• **The problem**
In the records below, locate the line containing "Extract the structured", then extract it and all following lines exactly, ending with the last line.

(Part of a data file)
■ ■ ■ ■

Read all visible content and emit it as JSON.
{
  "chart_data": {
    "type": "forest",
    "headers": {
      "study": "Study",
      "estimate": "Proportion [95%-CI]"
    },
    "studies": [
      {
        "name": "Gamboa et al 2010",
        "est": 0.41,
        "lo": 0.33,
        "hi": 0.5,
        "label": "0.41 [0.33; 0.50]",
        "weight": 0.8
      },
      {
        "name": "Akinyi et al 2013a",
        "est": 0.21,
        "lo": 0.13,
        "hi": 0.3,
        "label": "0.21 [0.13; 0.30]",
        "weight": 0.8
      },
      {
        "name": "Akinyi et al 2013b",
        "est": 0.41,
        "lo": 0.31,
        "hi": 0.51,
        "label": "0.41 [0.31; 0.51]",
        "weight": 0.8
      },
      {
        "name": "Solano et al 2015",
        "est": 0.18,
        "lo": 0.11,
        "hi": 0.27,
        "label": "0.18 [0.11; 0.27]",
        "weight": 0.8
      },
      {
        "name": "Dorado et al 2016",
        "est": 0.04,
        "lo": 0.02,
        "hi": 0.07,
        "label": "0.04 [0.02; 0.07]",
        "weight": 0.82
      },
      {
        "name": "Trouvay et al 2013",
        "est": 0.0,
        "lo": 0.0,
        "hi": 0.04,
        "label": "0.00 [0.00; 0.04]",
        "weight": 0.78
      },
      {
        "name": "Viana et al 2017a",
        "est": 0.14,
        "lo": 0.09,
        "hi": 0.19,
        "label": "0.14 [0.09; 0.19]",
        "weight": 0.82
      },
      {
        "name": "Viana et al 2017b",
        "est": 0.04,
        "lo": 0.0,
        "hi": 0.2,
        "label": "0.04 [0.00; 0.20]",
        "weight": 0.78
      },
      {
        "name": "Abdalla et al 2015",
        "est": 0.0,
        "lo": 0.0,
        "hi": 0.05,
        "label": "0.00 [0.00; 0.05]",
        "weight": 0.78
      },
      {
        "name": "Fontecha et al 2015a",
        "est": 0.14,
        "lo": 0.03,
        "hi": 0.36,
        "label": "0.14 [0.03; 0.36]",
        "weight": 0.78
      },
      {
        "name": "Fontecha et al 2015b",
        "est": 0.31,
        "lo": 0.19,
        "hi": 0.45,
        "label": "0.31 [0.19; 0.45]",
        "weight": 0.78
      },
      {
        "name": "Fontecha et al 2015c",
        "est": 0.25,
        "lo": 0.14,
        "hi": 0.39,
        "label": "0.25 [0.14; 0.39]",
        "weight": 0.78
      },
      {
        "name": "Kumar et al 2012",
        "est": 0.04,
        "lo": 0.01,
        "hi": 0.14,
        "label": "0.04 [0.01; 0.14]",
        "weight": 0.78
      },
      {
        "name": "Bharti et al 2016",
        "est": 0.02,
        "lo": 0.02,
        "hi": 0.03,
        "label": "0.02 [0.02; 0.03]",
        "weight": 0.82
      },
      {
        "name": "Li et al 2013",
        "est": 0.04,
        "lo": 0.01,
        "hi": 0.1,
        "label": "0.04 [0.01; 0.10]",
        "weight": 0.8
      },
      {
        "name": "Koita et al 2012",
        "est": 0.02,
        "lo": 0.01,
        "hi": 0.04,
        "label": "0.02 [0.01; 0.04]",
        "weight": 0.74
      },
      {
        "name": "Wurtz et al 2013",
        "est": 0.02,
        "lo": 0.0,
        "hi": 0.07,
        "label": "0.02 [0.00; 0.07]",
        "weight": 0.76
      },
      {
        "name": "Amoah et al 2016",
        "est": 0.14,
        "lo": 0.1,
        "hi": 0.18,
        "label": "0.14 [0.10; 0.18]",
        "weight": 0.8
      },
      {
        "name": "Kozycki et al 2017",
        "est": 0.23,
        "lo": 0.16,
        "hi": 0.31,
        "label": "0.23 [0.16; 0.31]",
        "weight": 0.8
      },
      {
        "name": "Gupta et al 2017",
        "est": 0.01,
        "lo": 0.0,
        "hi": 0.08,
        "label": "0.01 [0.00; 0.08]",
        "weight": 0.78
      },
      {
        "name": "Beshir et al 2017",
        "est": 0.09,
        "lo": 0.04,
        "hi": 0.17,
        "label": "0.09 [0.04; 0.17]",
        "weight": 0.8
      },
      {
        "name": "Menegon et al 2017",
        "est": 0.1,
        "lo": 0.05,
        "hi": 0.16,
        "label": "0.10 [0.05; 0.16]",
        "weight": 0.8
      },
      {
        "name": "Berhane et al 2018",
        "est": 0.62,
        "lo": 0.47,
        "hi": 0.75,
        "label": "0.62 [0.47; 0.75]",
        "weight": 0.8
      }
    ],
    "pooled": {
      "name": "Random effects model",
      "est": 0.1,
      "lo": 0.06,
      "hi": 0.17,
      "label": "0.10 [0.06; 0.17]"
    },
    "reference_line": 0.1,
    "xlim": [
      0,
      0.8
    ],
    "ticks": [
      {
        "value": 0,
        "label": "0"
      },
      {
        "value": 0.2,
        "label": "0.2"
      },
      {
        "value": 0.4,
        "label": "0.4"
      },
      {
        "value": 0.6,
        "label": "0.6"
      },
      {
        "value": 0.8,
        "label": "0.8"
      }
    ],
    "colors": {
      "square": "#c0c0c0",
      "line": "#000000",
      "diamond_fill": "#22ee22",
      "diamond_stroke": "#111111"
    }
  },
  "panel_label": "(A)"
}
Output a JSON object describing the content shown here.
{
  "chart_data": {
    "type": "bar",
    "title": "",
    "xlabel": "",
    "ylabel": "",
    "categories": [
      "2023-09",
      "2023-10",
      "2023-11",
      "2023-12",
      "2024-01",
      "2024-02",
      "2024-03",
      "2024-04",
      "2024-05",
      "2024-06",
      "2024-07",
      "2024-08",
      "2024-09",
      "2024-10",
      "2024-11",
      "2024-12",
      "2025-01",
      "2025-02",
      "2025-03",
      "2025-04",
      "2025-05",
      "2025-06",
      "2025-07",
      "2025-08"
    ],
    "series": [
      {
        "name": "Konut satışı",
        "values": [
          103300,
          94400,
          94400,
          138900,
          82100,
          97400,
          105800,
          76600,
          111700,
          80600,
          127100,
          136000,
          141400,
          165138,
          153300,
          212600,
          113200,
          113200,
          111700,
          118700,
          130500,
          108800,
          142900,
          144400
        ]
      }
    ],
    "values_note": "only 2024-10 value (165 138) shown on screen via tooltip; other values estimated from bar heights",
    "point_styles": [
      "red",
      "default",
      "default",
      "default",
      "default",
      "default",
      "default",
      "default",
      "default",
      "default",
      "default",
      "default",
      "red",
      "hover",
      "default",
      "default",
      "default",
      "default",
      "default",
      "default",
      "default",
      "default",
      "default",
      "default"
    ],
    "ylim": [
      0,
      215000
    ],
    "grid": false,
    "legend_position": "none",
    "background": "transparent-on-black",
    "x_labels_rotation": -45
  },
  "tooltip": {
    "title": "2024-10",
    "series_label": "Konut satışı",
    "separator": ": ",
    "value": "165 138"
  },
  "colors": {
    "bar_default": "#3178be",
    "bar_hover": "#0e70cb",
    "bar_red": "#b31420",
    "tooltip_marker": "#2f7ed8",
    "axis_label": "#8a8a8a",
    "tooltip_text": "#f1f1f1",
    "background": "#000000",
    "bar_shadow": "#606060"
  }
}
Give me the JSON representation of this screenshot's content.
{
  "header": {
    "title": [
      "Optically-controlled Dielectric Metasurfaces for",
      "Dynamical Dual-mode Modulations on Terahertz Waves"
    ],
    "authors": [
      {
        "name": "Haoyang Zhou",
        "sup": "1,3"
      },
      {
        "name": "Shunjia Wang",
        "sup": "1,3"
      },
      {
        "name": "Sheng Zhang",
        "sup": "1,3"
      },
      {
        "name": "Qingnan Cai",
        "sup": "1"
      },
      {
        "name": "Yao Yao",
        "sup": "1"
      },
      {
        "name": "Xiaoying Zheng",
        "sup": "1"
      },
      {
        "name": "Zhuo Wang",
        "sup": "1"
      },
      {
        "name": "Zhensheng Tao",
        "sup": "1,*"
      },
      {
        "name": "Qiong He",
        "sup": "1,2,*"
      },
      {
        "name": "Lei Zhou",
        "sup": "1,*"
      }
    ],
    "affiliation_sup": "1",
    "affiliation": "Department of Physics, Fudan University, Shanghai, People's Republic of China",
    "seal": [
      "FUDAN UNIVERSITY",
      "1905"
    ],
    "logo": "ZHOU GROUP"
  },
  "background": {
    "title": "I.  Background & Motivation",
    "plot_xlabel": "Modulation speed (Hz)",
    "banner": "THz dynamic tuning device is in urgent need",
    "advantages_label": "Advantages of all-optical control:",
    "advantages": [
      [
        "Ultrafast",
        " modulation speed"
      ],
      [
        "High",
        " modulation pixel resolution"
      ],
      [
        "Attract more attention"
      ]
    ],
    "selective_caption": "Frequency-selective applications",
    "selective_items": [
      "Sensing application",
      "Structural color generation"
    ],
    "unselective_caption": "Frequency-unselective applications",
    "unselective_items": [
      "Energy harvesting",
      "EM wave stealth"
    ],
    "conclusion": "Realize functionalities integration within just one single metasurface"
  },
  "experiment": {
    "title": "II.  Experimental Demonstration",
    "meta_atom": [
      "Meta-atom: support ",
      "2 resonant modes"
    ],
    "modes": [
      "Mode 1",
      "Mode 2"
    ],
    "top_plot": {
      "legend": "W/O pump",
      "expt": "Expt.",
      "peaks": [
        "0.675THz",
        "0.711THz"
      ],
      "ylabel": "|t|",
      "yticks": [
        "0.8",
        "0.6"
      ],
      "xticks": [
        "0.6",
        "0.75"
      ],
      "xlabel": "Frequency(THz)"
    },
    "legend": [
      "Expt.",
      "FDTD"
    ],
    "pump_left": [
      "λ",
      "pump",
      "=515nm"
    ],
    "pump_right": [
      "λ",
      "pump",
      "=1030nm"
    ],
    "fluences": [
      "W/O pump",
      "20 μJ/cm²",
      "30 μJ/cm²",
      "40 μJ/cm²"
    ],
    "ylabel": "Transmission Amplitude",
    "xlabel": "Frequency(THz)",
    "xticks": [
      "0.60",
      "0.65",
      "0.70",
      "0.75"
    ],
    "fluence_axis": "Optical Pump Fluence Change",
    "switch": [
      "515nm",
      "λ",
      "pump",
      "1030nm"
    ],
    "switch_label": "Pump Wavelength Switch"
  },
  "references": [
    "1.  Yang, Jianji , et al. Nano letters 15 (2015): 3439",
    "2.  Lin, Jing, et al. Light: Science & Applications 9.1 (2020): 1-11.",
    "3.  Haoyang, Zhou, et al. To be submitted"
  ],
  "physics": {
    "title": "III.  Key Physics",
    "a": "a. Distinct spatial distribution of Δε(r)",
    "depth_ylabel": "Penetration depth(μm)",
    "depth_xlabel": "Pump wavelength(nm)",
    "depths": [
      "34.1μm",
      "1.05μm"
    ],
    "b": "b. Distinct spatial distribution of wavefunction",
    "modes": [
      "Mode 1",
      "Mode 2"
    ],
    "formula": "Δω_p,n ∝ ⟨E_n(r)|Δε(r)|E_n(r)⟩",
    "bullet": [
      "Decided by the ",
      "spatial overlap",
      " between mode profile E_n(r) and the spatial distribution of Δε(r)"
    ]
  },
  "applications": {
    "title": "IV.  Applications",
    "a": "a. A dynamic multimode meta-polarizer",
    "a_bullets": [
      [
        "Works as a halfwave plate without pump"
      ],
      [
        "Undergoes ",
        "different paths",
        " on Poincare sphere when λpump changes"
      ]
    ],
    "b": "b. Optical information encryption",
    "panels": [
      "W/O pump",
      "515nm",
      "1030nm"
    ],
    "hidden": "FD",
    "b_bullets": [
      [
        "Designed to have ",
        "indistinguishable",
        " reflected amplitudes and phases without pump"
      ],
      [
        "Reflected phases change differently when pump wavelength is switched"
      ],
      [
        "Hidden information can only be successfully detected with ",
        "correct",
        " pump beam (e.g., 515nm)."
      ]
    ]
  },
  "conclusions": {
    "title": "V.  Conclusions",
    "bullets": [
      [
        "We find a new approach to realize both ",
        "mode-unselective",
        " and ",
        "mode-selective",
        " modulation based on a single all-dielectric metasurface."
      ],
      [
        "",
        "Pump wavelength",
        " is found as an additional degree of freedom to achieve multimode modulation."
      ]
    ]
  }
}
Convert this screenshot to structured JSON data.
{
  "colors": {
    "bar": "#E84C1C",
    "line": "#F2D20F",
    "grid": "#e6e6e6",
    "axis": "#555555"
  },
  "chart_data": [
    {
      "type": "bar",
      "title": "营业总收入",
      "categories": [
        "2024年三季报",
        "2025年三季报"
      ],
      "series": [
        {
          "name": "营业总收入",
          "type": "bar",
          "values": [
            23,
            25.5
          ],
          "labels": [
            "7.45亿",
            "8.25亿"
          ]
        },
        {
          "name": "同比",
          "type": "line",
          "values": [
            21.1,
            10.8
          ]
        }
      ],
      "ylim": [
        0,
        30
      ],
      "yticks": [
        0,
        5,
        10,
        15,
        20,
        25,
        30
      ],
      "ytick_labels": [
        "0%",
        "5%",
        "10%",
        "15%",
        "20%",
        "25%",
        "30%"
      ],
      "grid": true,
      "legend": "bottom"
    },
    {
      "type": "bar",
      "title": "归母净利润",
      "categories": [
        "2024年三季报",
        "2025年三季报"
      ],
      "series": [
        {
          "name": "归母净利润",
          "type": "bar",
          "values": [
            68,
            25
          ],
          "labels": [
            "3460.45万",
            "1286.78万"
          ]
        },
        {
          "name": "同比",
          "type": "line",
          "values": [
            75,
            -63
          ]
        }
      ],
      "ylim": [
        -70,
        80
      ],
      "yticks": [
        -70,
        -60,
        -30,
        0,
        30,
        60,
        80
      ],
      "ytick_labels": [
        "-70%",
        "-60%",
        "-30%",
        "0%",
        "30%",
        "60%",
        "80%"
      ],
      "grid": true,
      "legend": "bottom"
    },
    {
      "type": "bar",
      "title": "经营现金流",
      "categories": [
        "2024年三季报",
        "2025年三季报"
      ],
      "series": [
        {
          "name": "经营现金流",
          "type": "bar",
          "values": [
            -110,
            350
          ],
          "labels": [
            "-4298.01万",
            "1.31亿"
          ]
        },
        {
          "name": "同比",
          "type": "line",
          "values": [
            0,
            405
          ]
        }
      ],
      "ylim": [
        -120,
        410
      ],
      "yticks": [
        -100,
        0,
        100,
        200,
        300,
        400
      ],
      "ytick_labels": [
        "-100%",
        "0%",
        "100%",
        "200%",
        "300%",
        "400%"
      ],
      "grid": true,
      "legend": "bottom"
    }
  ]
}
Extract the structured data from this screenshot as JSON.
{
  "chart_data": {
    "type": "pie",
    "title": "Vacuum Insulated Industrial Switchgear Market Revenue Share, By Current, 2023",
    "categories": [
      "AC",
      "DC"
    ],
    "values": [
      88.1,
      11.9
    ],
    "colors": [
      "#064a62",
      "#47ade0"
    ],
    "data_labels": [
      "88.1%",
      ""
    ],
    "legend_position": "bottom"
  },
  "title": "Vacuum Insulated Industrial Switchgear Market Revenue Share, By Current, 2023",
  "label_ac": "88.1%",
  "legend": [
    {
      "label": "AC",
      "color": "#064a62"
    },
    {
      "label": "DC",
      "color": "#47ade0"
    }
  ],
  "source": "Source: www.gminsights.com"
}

■ ■ ■ ■

• **The answer**
Extract the structured data from this screenshot as JSON.
{
  "chart_data": {
    "type": "pie",
    "title": "Vacuum Insulated Industrial Switchgear Market Revenue Share, By Current, 2023",
    "categories": [
      "AC",
      "DC"
    ],
    "values": [
      88.1,
      11.9
    ],
    "colors": [
      "#064a62",
      "#47ade0"
    ],
    "data_labels": [
      "88.1%",
      ""
    ],
    "legend_position": "bottom"
  },
  "title": "Vacuum Insulated Industrial Switchgear Market Revenue Share, By Current, 2023",
  "label_ac": "88.1%",
  "legend": [
    {
      "label": "AC",
      "color": "#064a62"
    },
    {
      "label": "DC",
      "color": "#47ade0"
    }
  ],
  "source": "Source: www.gminsights.com"
}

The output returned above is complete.